● **Requirements**:
Wherever "avais" appears in a line, list that line.

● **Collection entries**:
%%
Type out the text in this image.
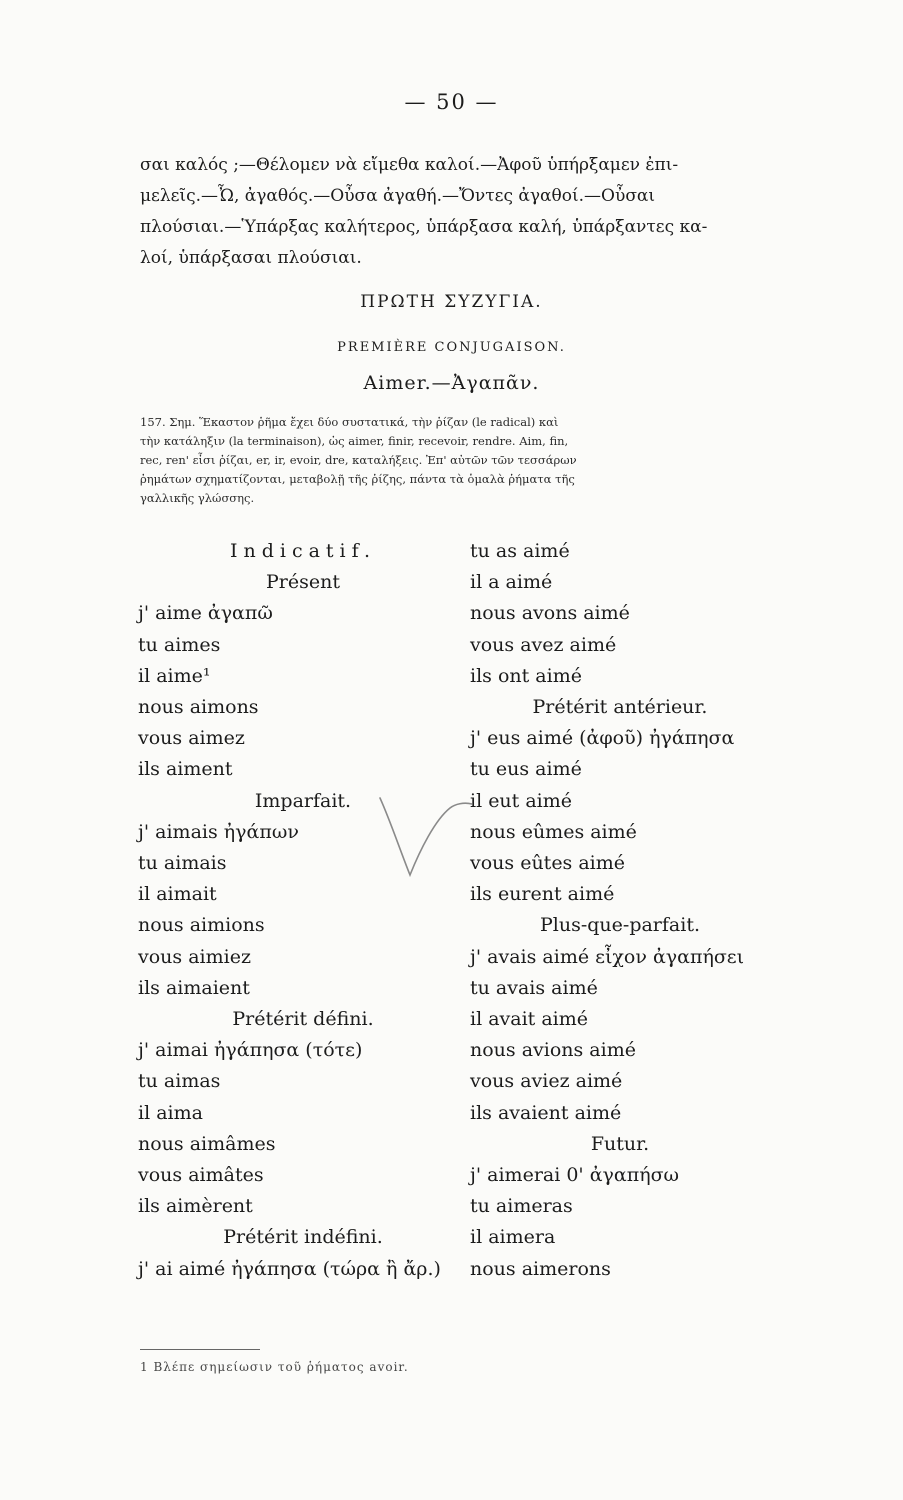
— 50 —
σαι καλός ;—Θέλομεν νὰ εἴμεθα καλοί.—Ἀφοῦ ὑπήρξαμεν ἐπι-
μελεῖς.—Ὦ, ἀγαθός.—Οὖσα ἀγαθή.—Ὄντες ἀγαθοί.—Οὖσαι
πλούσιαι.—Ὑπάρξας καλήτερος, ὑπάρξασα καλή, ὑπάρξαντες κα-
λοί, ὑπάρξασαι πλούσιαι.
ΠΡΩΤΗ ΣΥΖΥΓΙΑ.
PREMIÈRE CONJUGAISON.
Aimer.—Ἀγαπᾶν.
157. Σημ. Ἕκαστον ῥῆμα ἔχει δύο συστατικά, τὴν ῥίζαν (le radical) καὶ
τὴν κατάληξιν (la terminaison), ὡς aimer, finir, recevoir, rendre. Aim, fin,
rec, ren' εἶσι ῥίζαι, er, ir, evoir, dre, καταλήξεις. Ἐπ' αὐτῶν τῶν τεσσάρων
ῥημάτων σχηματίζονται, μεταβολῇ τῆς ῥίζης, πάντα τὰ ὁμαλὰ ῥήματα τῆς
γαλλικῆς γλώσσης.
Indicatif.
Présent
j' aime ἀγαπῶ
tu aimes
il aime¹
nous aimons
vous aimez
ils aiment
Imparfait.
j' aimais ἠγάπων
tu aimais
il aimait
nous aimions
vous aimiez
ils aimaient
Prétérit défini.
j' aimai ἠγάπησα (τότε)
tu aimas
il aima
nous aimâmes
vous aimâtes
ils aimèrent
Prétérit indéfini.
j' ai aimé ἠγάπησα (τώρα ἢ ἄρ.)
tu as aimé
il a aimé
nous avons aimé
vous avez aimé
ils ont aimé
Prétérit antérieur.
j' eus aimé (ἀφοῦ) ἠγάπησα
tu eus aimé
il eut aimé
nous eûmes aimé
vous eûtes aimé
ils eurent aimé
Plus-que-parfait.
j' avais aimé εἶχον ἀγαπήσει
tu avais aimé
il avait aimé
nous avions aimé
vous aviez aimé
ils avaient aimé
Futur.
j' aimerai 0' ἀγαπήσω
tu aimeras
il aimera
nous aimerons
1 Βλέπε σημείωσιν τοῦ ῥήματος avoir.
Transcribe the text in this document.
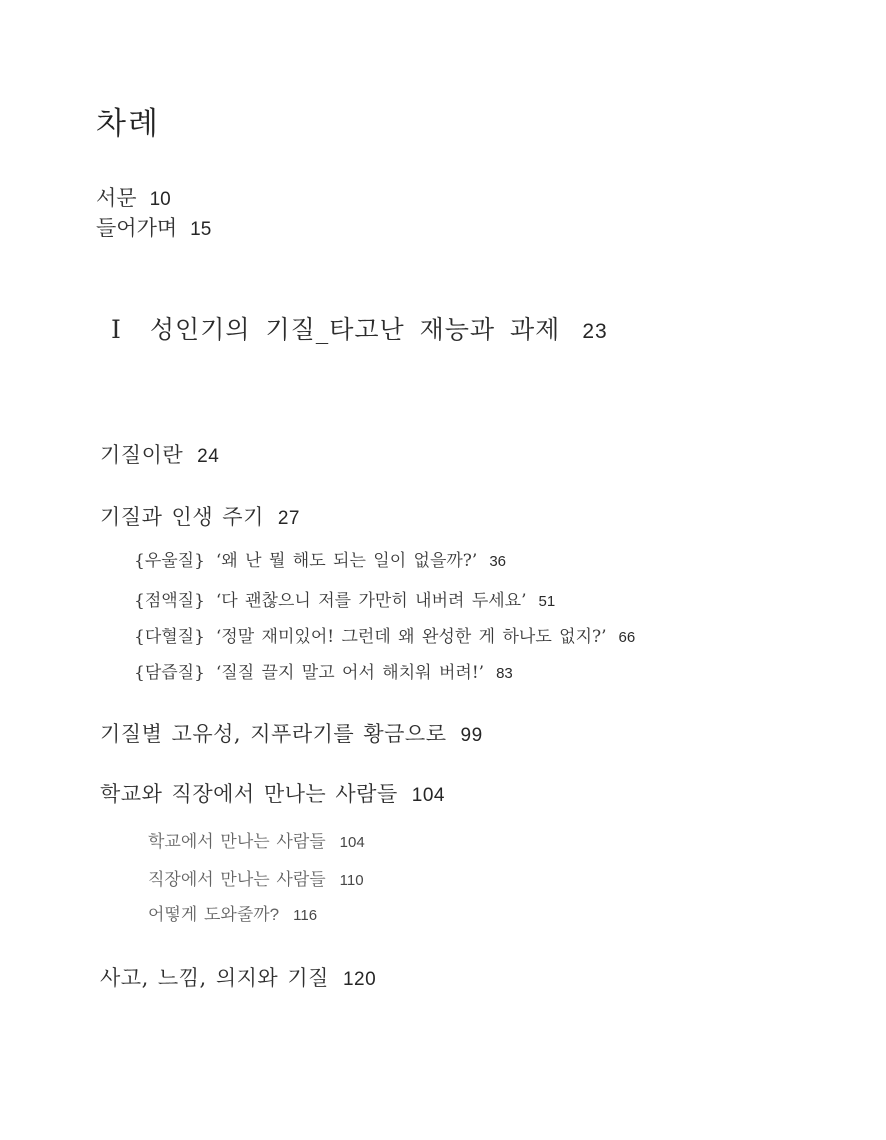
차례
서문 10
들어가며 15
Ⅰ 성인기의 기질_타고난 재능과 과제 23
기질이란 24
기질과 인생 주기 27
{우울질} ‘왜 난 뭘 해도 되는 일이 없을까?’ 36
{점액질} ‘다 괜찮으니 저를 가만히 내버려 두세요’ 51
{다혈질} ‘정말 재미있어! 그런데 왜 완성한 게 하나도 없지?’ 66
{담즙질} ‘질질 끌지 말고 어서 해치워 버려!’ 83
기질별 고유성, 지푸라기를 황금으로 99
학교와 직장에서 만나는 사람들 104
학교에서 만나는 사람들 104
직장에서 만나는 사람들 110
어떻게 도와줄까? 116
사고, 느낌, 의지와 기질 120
%%
%%
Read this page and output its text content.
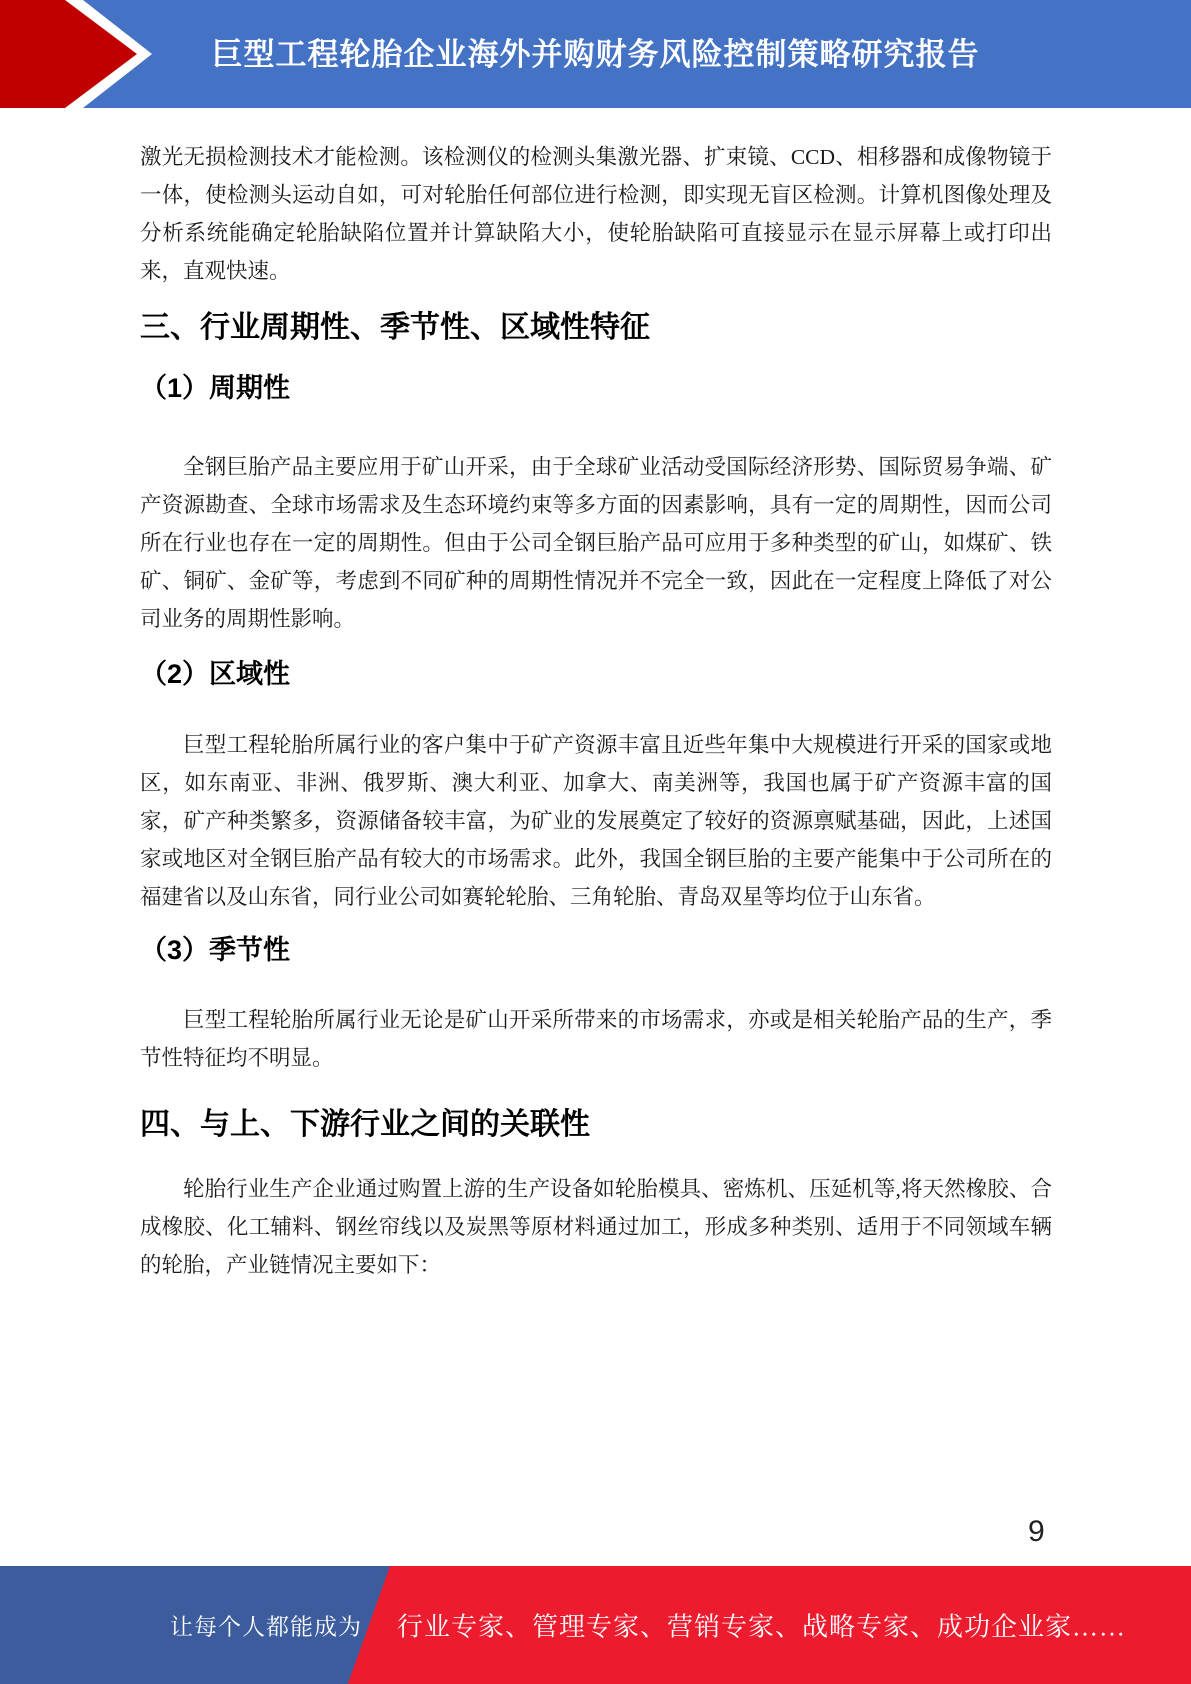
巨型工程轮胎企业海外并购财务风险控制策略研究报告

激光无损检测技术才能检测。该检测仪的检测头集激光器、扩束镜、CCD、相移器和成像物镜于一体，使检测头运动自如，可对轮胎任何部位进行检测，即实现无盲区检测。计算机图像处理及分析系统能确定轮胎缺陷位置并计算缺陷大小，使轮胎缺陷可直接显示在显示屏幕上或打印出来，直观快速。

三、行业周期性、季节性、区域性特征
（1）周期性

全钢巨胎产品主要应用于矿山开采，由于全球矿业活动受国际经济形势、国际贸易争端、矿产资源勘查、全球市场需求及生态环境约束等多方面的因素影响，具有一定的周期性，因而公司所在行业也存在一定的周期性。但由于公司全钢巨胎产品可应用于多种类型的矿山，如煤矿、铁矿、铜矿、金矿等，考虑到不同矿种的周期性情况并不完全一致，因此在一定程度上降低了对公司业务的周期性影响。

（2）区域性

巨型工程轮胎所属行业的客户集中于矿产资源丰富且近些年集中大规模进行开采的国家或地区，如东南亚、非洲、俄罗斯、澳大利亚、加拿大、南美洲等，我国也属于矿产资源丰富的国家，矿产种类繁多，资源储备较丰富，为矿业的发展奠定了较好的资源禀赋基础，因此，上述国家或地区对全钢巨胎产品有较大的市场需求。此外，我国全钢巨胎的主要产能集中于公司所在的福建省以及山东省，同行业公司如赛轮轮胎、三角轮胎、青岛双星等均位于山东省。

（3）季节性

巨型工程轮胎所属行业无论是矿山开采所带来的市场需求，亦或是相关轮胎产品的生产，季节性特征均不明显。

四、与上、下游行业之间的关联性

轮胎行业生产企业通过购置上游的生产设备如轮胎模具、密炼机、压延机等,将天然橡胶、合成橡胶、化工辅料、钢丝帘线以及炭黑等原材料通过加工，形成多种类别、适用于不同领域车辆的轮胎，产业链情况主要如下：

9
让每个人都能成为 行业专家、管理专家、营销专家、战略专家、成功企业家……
%%
● **Result of this task**:
j' avais aimé εἶχον ἀγαπήσει
tu avais aimé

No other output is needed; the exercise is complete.